-- SET TASK --
What number of lines in the material contain the word "NCDC"? Give that number alone.

-- INPUT RECORDS --

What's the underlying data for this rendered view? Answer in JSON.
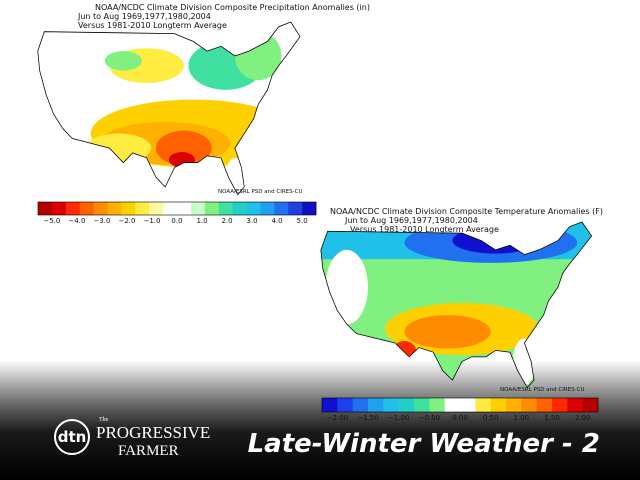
{
  "maps": [
    {
      "title_lines": [
        "NOAA/NCDC Climate Division Composite Precipitation Anomalies (in)",
        "Jun to Aug   1969,1977,1980,2004",
        "Versus 1981-2010 Longterm Average"
      ],
      "credit": "NOAA/ESRL PSD and CIRES-CU",
      "colorbar": {
        "ticks": [
          "−5.0",
          "−4.0",
          "−3.0",
          "−2.0",
          "−1.0",
          "0.0",
          "1.0",
          "2.0",
          "3.0",
          "4.0",
          "5.0"
        ],
        "colors": [
          "#b40000",
          "#dc0000",
          "#ff2800",
          "#ff6000",
          "#ff8c00",
          "#ffb000",
          "#ffd000",
          "#ffec40",
          "#fffaa0",
          "#ffffff",
          "#ffffff",
          "#c8ffc8",
          "#80f080",
          "#40e0a0",
          "#20d0c8",
          "#20c0e8",
          "#20a0f0",
          "#2070f0",
          "#2040e0",
          "#1010c0"
        ]
      }
    },
    {
      "title_lines": [
        "NOAA/NCDC Climate Division Composite Temperature Anomalies (F)",
        "Jun to Aug   1969,1977,1980,2004",
        "Versus 1981-2010 Longterm Average"
      ],
      "credit": "NOAA/ESRL PSD and CIRES-CU",
      "colorbar": {
        "ticks": [
          "−2.00",
          "−1.50",
          "−1.00",
          "−0.50",
          "0.00",
          "0.50",
          "1.00",
          "1.50",
          "2.00"
        ],
        "colors": [
          "#1010d0",
          "#2040f0",
          "#2070f0",
          "#20a0f0",
          "#20c0e8",
          "#20d0c8",
          "#40e0a0",
          "#80f080",
          "#ffffff",
          "#ffffff",
          "#ffec40",
          "#ffd000",
          "#ffb000",
          "#ff8c00",
          "#ff6000",
          "#ff2800",
          "#dc0000",
          "#b40000"
        ]
      }
    }
  ],
  "footer": {
    "logo": "dtn",
    "brand_the": "The",
    "brand_line1": "PROGRESSIVE",
    "brand_line2": "FARMER",
    "slide_title": "Late-Winter Weather - 2"
  }
}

-- TASK RESULT --
2